§ EXERCISE DIRECTIONS
Copy out every line of the data below word for word, leaving out the pictures.

(Annotated region listings)
□ □ □ □ □
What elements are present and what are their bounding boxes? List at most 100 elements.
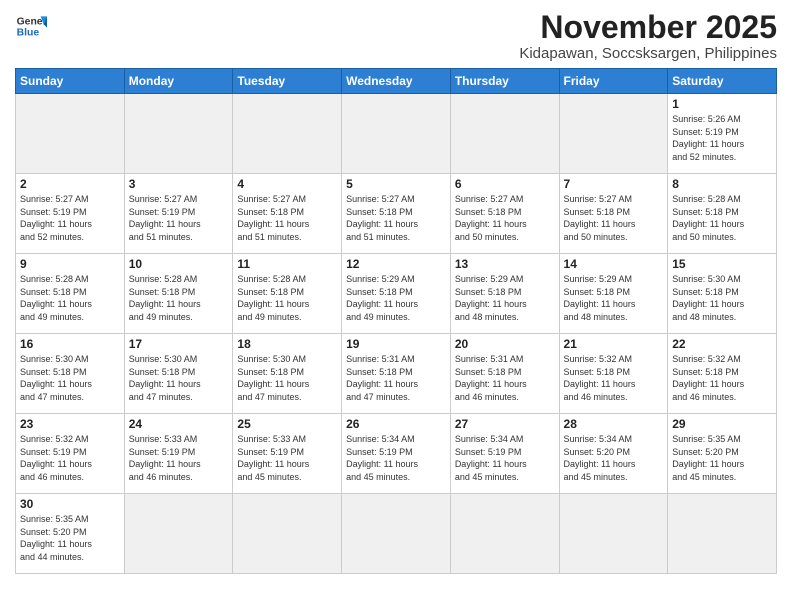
day-number: 26 [346,417,446,431]
weekday-header-monday: Monday [124,69,233,94]
weekday-header-sunday: Sunday [16,69,125,94]
day-info: Sunrise: 5:27 AMSunset: 5:18 PMDaylight:… [346,193,446,243]
day-info: Sunrise: 5:34 AMSunset: 5:20 PMDaylight:… [564,433,664,483]
day-info: Sunrise: 5:29 AMSunset: 5:18 PMDaylight:… [564,273,664,323]
day-info: Sunrise: 5:35 AMSunset: 5:20 PMDaylight:… [672,433,772,483]
calendar-cell: 21Sunrise: 5:32 AMSunset: 5:18 PMDayligh… [559,334,668,414]
day-number: 16 [20,337,120,351]
calendar-cell: 23 Sunrise: 5:32 AMSunset: 5:19 PMDayligh… [16,414,125,494]
day-info: Sunrise: 5:34 AMSunset: 5:19 PMDaylight:… [455,433,555,483]
calendar-cell: 10Sunrise: 5:28 AMSunset: 5:18 PMDayligh… [124,254,233,334]
calendar-cell: 9 Sunrise: 5:28 AMSunset: 5:18 PMDaylight… [16,254,125,334]
day-number: 5 [346,177,446,191]
day-info: Sunrise: 5:27 AMSunset: 5:18 PMDaylight:… [564,193,664,243]
day-number: 29 [672,417,772,431]
calendar-cell: 30Sunrise: 5:35 AMSunset: 5:20 PMDayligh… [16,494,125,574]
day-info: Sunrise: 5:33 AMSunset: 5:19 PMDaylight:… [237,433,337,483]
calendar-cell: 28Sunrise: 5:34 AMSunset: 5:20 PMDayligh… [559,414,668,494]
title-area: November 2025 Kidapawan, Soccsksargen, P… [519,10,777,62]
weekday-header-thursday: Thursday [450,69,559,94]
location-title: Kidapawan, Soccsksargen, Philippines [519,45,777,62]
calendar-cell: 2Sunrise: 5:27 AMSunset: 5:19 PMDaylight… [16,174,125,254]
day-number: 10 [129,257,229,271]
day-info: Sunrise: 5:27 AMSunset: 5:19 PMDaylight:… [129,193,229,243]
day-info: Sunrise: 5:28 AMSunset: 5:18 PMDaylight:… [237,273,337,323]
day-number: 24 [129,417,229,431]
weekday-header-friday: Friday [559,69,668,94]
day-number: 17 [129,337,229,351]
calendar-cell: 12 Sunrise: 5:29 AMSunset: 5:18 PMDayligh… [342,254,451,334]
day-number: 7 [564,177,664,191]
weekday-header-tuesday: Tuesday [233,69,342,94]
day-number: 11 [237,257,337,271]
calendar-body: 1Sunrise: 5:26 AMSunset: 5:19 PMDaylight… [16,94,777,574]
calendar-cell: 6 Sunrise: 5:27 AMSunset: 5:18 PMDaylight… [450,174,559,254]
calendar-cell: 29 Sunrise: 5:35 AMSunset: 5:20 PMDayligh… [668,414,777,494]
day-number: 3 [129,177,229,191]
day-info: Sunrise: 5:30 AMSunset: 5:18 PMDaylight:… [672,273,772,323]
day-number: 20 [455,337,555,351]
calendar-cell [342,94,451,174]
calendar-cell [450,94,559,174]
calendar-cell [668,494,777,574]
calendar-cell [124,494,233,574]
day-info: Sunrise: 5:31 AMSunset: 5:18 PMDaylight:… [455,353,555,403]
calendar-cell: 25 Sunrise: 5:33 AMSunset: 5:19 PMDayligh… [233,414,342,494]
calendar-cell: 3 Sunrise: 5:27 AMSunset: 5:19 PMDaylight… [124,174,233,254]
calendar-cell: 26Sunrise: 5:34 AMSunset: 5:19 PMDayligh… [342,414,451,494]
calendar-cell: 24 Sunrise: 5:33 AMSunset: 5:19 PMDayligh… [124,414,233,494]
day-info: Sunrise: 5:29 AMSunset: 5:18 PMDaylight:… [346,273,446,323]
calendar-cell: 22 Sunrise: 5:32 AMSunset: 5:18 PMDayligh… [668,334,777,414]
day-number: 14 [564,257,664,271]
logo-icon: General Blue [15,10,47,42]
day-info: Sunrise: 5:29 AMSunset: 5:18 PMDaylight:… [455,273,555,323]
day-number: 22 [672,337,772,351]
calendar-cell [559,494,668,574]
calendar-cell: 16 Sunrise: 5:30 AMSunset: 5:18 PMDayligh… [16,334,125,414]
header: General Blue November 2025 Kidapawan, So… [15,10,777,62]
calendar-cell [233,494,342,574]
day-info: Sunrise: 5:31 AMSunset: 5:18 PMDaylight:… [346,353,446,403]
calendar-cell: 14 Sunrise: 5:29 AMSunset: 5:18 PMDayligh… [559,254,668,334]
day-info: Sunrise: 5:32 AMSunset: 5:19 PMDaylight:… [20,433,120,483]
day-info: Sunrise: 5:30 AMSunset: 5:18 PMDaylight:… [20,353,120,403]
day-number: 2 [20,177,120,191]
calendar-cell: 15Sunrise: 5:30 AMSunset: 5:18 PMDayligh… [668,254,777,334]
calendar-cell [342,494,451,574]
calendar-cell [16,94,125,174]
logo: General Blue [15,10,47,42]
day-number: 27 [455,417,555,431]
day-info: Sunrise: 5:27 AMSunset: 5:18 PMDaylight:… [455,193,555,243]
day-number: 12 [346,257,446,271]
calendar-cell: 27 Sunrise: 5:34 AMSunset: 5:19 PMDayligh… [450,414,559,494]
weekday-header-saturday: Saturday [668,69,777,94]
calendar-cell: 11 Sunrise: 5:28 AMSunset: 5:18 PMDayligh… [233,254,342,334]
day-info: Sunrise: 5:28 AMSunset: 5:18 PMDaylight:… [672,193,772,243]
day-number: 13 [455,257,555,271]
calendar-cell: 20 Sunrise: 5:31 AMSunset: 5:18 PMDayligh… [450,334,559,414]
calendar-header: SundayMondayTuesdayWednesdayThursdayFrid… [16,69,777,94]
day-number: 23 [20,417,120,431]
day-info: Sunrise: 5:28 AMSunset: 5:18 PMDaylight:… [20,273,120,323]
calendar-cell [124,94,233,174]
day-info: Sunrise: 5:33 AMSunset: 5:19 PMDaylight:… [129,433,229,483]
calendar-cell: 4Sunrise: 5:27 AMSunset: 5:18 PMDaylight… [233,174,342,254]
day-number: 30 [20,497,120,511]
calendar-cell: 7 Sunrise: 5:27 AMSunset: 5:18 PMDaylight… [559,174,668,254]
day-info: Sunrise: 5:26 AMSunset: 5:19 PMDaylight:… [672,113,772,163]
calendar-cell: 17Sunrise: 5:30 AMSunset: 5:18 PMDayligh… [124,334,233,414]
calendar-table: SundayMondayTuesdayWednesdayThursdayFrid… [15,68,777,574]
svg-text:Blue: Blue [17,28,40,39]
calendar-cell [233,94,342,174]
day-number: 19 [346,337,446,351]
weekday-header-wednesday: Wednesday [342,69,451,94]
day-number: 8 [672,177,772,191]
day-number: 6 [455,177,555,191]
calendar-cell: 1Sunrise: 5:26 AMSunset: 5:19 PMDaylight… [668,94,777,174]
day-info: Sunrise: 5:32 AMSunset: 5:18 PMDaylight:… [672,353,772,403]
day-number: 18 [237,337,337,351]
month-title: November 2025 [519,10,777,45]
calendar-cell: 13 Sunrise: 5:29 AMSunset: 5:18 PMDayligh… [450,254,559,334]
day-number: 9 [20,257,120,271]
day-number: 25 [237,417,337,431]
□ □ □ □ □
§ CORRECT RESPONSE
What elements are present and what are their bounding boxes? List at most 100 elements.
day-number: 26 [346,417,446,431]
weekday-header-monday: Monday [124,69,233,94]
weekday-header-sunday: Sunday [16,69,125,94]
day-info: Sunrise: 5:27 AMSunset: 5:18 PMDaylight:… [346,193,446,243]
day-info: Sunrise: 5:34 AMSunset: 5:20 PMDaylight:… [564,433,664,483]
day-info: Sunrise: 5:29 AMSunset: 5:18 PMDaylight:… [564,273,664,323]
day-info: Sunrise: 5:35 AMSunset: 5:20 PMDaylight:… [672,433,772,483]
calendar-cell: 21Sunrise: 5:32 AMSunset: 5:18 PMDayligh… [559,334,668,414]
day-number: 16 [20,337,120,351]
calendar-cell: 23 Sunrise: 5:32 AMSunset: 5:19 PMDayligh… [16,414,125,494]
day-info: Sunrise: 5:34 AMSunset: 5:19 PMDaylight:… [455,433,555,483]
calendar-cell: 10Sunrise: 5:28 AMSunset: 5:18 PMDayligh… [124,254,233,334]
calendar-cell: 9 Sunrise: 5:28 AMSunset: 5:18 PMDaylight… [16,254,125,334]
day-number: 5 [346,177,446,191]
day-info: Sunrise: 5:27 AMSunset: 5:18 PMDaylight:… [564,193,664,243]
day-number: 29 [672,417,772,431]
calendar-cell: 30Sunrise: 5:35 AMSunset: 5:20 PMDayligh… [16,494,125,574]
day-info: Sunrise: 5:33 AMSunset: 5:19 PMDaylight:… [237,433,337,483]
calendar-cell: 28Sunrise: 5:34 AMSunset: 5:20 PMDayligh… [559,414,668,494]
title-area: November 2025 Kidapawan, Soccsksargen, P… [519,10,777,62]
weekday-header-thursday: Thursday [450,69,559,94]
location-title: Kidapawan, Soccsksargen, Philippines [519,45,777,62]
calendar-cell: 2Sunrise: 5:27 AMSunset: 5:19 PMDaylight… [16,174,125,254]
day-number: 10 [129,257,229,271]
day-info: Sunrise: 5:27 AMSunset: 5:19 PMDaylight:… [129,193,229,243]
day-info: Sunrise: 5:28 AMSunset: 5:18 PMDaylight:… [237,273,337,323]
day-number: 24 [129,417,229,431]
weekday-header-friday: Friday [559,69,668,94]
day-number: 17 [129,337,229,351]
calendar-cell: 12 Sunrise: 5:29 AMSunset: 5:18 PMDayligh… [342,254,451,334]
day-number: 7 [564,177,664,191]
weekday-header-tuesday: Tuesday [233,69,342,94]
day-number: 11 [237,257,337,271]
calendar-body: 1Sunrise: 5:26 AMSunset: 5:19 PMDaylight… [16,94,777,574]
calendar-cell: 6 Sunrise: 5:27 AMSunset: 5:18 PMDaylight… [450,174,559,254]
calendar-cell: 29 Sunrise: 5:35 AMSunset: 5:20 PMDayligh… [668,414,777,494]
day-number: 3 [129,177,229,191]
day-info: Sunrise: 5:30 AMSunset: 5:18 PMDaylight:… [672,273,772,323]
day-number: 20 [455,337,555,351]
calendar-cell [342,94,451,174]
calendar-cell [450,94,559,174]
calendar-cell [668,494,777,574]
calendar-cell [124,494,233,574]
day-info: Sunrise: 5:31 AMSunset: 5:18 PMDaylight:… [455,353,555,403]
calendar-cell: 25 Sunrise: 5:33 AMSunset: 5:19 PMDayligh… [233,414,342,494]
calendar-cell: 3 Sunrise: 5:27 AMSunset: 5:19 PMDaylight… [124,174,233,254]
calendar-cell: 26Sunrise: 5:34 AMSunset: 5:19 PMDayligh… [342,414,451,494]
calendar-cell: 24 Sunrise: 5:33 AMSunset: 5:19 PMDayligh… [124,414,233,494]
day-info: Sunrise: 5:29 AMSunset: 5:18 PMDaylight:… [346,273,446,323]
calendar-cell: 22 Sunrise: 5:32 AMSunset: 5:18 PMDayligh… [668,334,777,414]
day-number: 14 [564,257,664,271]
logo-icon: General Blue [15,10,47,42]
day-info: Sunrise: 5:29 AMSunset: 5:18 PMDaylight:… [455,273,555,323]
day-number: 22 [672,337,772,351]
calendar-cell [559,494,668,574]
calendar-cell: 16 Sunrise: 5:30 AMSunset: 5:18 PMDayligh… [16,334,125,414]
header: General Blue November 2025 Kidapawan, So… [15,10,777,62]
calendar-cell [233,494,342,574]
day-info: Sunrise: 5:31 AMSunset: 5:18 PMDaylight:… [346,353,446,403]
calendar-cell: 14 Sunrise: 5:29 AMSunset: 5:18 PMDayligh… [559,254,668,334]
day-info: Sunrise: 5:32 AMSunset: 5:19 PMDaylight:… [20,433,120,483]
day-info: Sunrise: 5:30 AMSunset: 5:18 PMDaylight:… [20,353,120,403]
day-number: 2 [20,177,120,191]
calendar-cell: 15Sunrise: 5:30 AMSunset: 5:18 PMDayligh… [668,254,777,334]
calendar-cell [342,494,451,574]
calendar-cell [16,94,125,174]
logo: General Blue [15,10,47,42]
day-number: 27 [455,417,555,431]
day-info: Sunrise: 5:27 AMSunset: 5:18 PMDaylight:… [455,193,555,243]
day-number: 12 [346,257,446,271]
calendar-cell: 27 Sunrise: 5:34 AMSunset: 5:19 PMDayligh… [450,414,559,494]
weekday-header-saturday: Saturday [668,69,777,94]
calendar-cell: 11 Sunrise: 5:28 AMSunset: 5:18 PMDayligh… [233,254,342,334]
day-info: Sunrise: 5:28 AMSunset: 5:18 PMDaylight:… [672,193,772,243]
day-number: 13 [455,257,555,271]
calendar-cell: 20 Sunrise: 5:31 AMSunset: 5:18 PMDayligh… [450,334,559,414]
calendar-header: SundayMondayTuesdayWednesdayThursdayFrid… [16,69,777,94]
day-number: 23 [20,417,120,431]
day-info: Sunrise: 5:28 AMSunset: 5:18 PMDaylight:… [20,273,120,323]
calendar-cell [124,94,233,174]
day-info: Sunrise: 5:33 AMSunset: 5:19 PMDaylight:… [129,433,229,483]
calendar-cell: 4Sunrise: 5:27 AMSunset: 5:18 PMDaylight… [233,174,342,254]
day-number: 30 [20,497,120,511]
calendar-cell: 7 Sunrise: 5:27 AMSunset: 5:18 PMDaylight… [559,174,668,254]
day-info: Sunrise: 5:26 AMSunset: 5:19 PMDaylight:… [672,113,772,163]
calendar-cell: 17Sunrise: 5:30 AMSunset: 5:18 PMDayligh… [124,334,233,414]
calendar-table: SundayMondayTuesdayWednesdayThursdayFrid… [15,68,777,574]
svg-text:Blue: Blue [17,28,40,39]
calendar-cell [233,94,342,174]
day-number: 19 [346,337,446,351]
weekday-header-wednesday: Wednesday [342,69,451,94]
day-number: 8 [672,177,772,191]
day-number: 6 [455,177,555,191]
calendar-cell: 1Sunrise: 5:26 AMSunset: 5:19 PMDaylight… [668,94,777,174]
day-info: Sunrise: 5:32 AMSunset: 5:18 PMDaylight:… [672,353,772,403]
day-number: 18 [237,337,337,351]
month-title: November 2025 [519,10,777,45]
calendar-cell: 13 Sunrise: 5:29 AMSunset: 5:18 PMDayligh… [450,254,559,334]
day-number: 9 [20,257,120,271]
day-number: 25 [237,417,337,431]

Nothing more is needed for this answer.